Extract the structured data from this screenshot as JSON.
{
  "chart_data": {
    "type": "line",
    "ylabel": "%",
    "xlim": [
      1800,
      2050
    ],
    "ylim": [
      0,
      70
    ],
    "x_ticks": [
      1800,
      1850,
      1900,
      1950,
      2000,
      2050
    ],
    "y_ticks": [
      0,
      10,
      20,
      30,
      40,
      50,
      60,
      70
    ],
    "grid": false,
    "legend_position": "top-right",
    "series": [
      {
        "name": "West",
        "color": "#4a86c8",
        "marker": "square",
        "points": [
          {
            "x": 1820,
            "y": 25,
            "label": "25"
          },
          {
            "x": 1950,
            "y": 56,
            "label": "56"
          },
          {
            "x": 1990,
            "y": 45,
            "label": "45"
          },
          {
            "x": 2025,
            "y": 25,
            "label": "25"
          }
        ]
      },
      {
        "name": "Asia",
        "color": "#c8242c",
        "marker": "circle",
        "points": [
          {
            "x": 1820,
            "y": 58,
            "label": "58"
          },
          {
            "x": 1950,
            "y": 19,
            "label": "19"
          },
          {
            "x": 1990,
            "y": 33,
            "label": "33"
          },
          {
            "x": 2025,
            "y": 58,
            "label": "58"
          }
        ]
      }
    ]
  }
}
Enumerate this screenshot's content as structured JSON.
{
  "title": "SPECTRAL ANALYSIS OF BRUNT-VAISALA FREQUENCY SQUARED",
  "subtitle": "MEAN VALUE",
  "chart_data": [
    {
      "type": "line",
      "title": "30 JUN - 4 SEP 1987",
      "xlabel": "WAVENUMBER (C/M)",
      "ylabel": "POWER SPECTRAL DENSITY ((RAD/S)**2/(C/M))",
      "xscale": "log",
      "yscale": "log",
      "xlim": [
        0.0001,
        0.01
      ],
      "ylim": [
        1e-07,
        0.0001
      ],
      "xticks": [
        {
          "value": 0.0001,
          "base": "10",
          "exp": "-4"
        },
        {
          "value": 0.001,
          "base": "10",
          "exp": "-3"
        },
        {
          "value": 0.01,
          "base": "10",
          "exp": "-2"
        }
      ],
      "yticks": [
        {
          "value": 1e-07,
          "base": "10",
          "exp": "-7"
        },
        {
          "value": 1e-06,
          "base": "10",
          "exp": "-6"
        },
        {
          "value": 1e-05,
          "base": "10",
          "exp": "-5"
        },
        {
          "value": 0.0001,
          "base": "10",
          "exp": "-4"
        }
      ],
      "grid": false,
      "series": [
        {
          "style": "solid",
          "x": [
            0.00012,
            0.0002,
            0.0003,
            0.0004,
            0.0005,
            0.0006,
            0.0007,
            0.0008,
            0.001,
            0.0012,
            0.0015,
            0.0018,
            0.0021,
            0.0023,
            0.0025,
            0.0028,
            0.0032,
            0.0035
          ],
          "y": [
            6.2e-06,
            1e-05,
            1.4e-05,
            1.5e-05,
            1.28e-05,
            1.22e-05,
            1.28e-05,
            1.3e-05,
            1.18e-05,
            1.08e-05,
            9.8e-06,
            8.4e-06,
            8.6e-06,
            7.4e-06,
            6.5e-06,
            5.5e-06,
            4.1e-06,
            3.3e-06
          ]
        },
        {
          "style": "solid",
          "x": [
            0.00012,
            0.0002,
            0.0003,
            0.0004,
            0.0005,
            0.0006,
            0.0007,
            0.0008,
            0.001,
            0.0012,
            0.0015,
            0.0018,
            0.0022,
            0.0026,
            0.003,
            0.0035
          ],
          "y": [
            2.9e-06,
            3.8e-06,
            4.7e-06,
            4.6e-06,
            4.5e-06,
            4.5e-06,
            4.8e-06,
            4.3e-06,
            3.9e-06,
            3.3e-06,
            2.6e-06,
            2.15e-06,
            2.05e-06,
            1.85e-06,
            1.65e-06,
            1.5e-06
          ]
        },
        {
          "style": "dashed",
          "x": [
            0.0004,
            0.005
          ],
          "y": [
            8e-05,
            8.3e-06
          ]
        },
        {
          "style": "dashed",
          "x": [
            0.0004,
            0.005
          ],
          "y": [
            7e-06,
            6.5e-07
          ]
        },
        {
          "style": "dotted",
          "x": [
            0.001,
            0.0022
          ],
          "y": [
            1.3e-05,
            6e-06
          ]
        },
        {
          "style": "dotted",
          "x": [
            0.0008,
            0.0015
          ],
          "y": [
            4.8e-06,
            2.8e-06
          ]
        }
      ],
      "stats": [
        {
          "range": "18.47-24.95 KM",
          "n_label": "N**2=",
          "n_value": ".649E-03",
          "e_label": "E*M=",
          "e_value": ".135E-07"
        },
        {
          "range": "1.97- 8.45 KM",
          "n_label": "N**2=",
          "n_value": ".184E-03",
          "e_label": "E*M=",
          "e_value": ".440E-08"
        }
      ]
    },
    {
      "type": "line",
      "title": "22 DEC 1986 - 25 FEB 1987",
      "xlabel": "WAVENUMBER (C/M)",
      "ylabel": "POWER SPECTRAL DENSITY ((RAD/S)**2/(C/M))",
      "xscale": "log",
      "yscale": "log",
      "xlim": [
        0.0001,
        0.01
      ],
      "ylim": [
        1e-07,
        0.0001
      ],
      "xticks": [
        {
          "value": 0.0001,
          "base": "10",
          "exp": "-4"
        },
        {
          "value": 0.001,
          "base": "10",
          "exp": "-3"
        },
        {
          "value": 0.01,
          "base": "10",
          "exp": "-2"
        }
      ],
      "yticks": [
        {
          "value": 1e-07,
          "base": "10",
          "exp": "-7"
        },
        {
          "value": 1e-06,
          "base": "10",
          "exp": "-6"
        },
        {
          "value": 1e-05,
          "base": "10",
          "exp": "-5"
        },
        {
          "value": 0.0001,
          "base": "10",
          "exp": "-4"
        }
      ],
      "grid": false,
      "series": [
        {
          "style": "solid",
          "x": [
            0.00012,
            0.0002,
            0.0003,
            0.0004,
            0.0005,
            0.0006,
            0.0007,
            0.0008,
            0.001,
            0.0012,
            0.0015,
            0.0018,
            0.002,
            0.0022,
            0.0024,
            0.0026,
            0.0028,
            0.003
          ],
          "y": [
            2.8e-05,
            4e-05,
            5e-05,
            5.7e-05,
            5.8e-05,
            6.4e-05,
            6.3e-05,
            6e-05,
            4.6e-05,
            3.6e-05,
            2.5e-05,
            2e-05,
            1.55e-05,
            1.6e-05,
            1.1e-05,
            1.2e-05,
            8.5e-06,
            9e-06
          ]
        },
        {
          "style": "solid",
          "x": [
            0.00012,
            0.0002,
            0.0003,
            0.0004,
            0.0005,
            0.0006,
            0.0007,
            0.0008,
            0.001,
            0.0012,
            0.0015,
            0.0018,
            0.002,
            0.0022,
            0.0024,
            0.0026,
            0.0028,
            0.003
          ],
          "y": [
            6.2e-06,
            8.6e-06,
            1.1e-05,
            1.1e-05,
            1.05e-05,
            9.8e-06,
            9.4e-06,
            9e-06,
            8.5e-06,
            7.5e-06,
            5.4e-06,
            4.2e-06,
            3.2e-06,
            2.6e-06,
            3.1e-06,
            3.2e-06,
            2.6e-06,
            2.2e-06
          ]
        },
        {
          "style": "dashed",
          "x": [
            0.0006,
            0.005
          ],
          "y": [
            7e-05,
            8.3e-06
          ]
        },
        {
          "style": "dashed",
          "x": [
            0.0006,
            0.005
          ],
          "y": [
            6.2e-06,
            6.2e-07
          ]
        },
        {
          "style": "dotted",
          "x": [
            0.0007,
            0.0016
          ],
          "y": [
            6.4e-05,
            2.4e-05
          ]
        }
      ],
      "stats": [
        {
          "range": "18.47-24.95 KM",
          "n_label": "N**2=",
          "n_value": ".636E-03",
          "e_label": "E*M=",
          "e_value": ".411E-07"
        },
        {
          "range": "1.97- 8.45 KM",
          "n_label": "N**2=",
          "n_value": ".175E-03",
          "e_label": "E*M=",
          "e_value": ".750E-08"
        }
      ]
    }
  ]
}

****

■ PROBLEM REQUIREMENTS ■
Using the records given above, list every line that includes the word "screenshot".

■ RESPONSE BELOW ■
Extract the structured data from this screenshot as JSON.
Enumerate this screenshot's content as structured JSON.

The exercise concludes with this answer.